→ YOUR TASK
Give only the number of lines in the listing below where the string "values" occurs.

→ DATA RECORDS
----------

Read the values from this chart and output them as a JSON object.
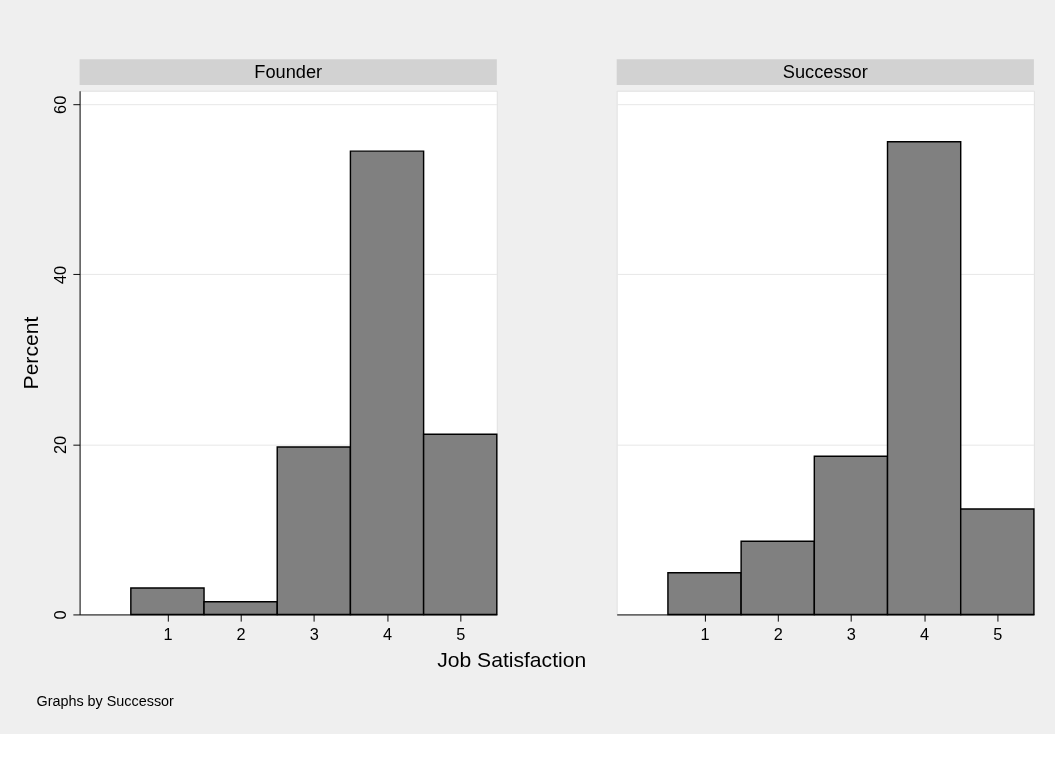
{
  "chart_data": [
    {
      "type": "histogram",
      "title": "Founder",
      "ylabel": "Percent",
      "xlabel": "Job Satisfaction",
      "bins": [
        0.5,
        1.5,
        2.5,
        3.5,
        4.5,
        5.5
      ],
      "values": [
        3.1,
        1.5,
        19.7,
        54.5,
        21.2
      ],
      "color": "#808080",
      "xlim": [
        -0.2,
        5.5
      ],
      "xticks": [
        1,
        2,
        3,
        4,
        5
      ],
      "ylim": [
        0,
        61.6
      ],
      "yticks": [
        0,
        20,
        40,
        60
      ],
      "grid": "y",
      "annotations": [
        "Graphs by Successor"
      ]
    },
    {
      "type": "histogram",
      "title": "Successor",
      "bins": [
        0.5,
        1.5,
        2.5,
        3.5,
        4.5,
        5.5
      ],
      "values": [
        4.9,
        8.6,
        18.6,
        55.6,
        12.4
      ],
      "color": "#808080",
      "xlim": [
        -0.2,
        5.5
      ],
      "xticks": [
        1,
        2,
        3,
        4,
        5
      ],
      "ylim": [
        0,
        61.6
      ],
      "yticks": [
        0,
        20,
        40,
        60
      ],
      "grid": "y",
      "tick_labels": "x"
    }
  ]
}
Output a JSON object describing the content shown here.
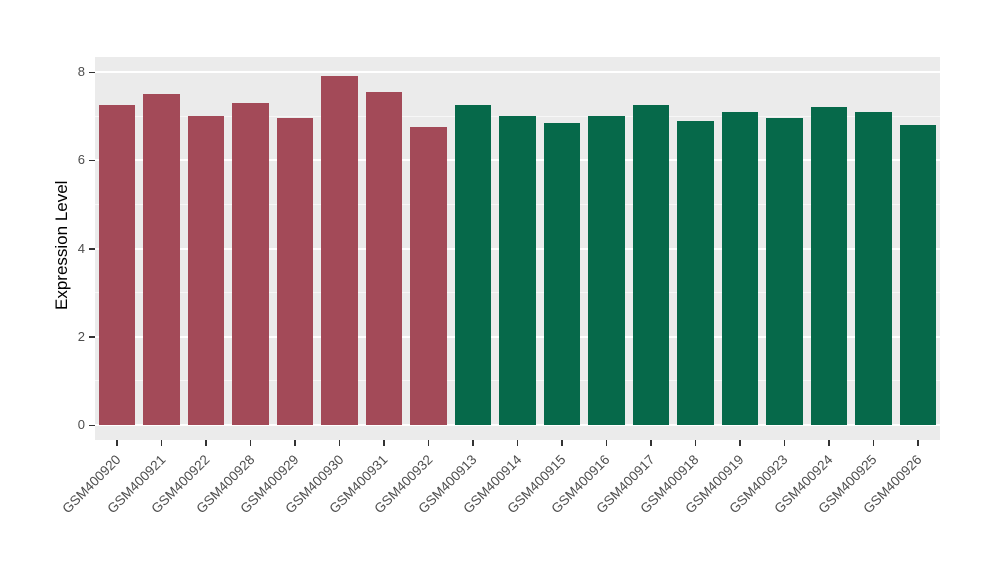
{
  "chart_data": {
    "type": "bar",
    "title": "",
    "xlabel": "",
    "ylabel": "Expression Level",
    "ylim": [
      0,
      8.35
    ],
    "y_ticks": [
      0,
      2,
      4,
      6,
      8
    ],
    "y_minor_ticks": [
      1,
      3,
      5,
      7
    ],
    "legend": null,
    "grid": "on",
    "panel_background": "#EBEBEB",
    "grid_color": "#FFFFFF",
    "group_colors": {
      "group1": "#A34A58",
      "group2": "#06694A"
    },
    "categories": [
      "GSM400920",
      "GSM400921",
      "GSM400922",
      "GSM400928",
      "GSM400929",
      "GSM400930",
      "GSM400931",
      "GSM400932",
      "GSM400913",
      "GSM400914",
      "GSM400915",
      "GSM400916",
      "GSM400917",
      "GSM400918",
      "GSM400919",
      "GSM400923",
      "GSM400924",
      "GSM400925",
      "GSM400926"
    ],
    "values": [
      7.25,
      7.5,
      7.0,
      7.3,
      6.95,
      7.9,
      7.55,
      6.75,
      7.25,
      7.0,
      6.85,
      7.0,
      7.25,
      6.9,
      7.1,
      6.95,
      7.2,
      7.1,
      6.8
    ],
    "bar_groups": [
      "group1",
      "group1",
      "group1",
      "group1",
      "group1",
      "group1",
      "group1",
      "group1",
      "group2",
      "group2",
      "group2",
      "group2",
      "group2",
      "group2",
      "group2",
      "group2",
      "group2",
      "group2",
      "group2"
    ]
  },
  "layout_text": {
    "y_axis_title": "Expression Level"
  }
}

----------

→ WRITTEN REPLY
4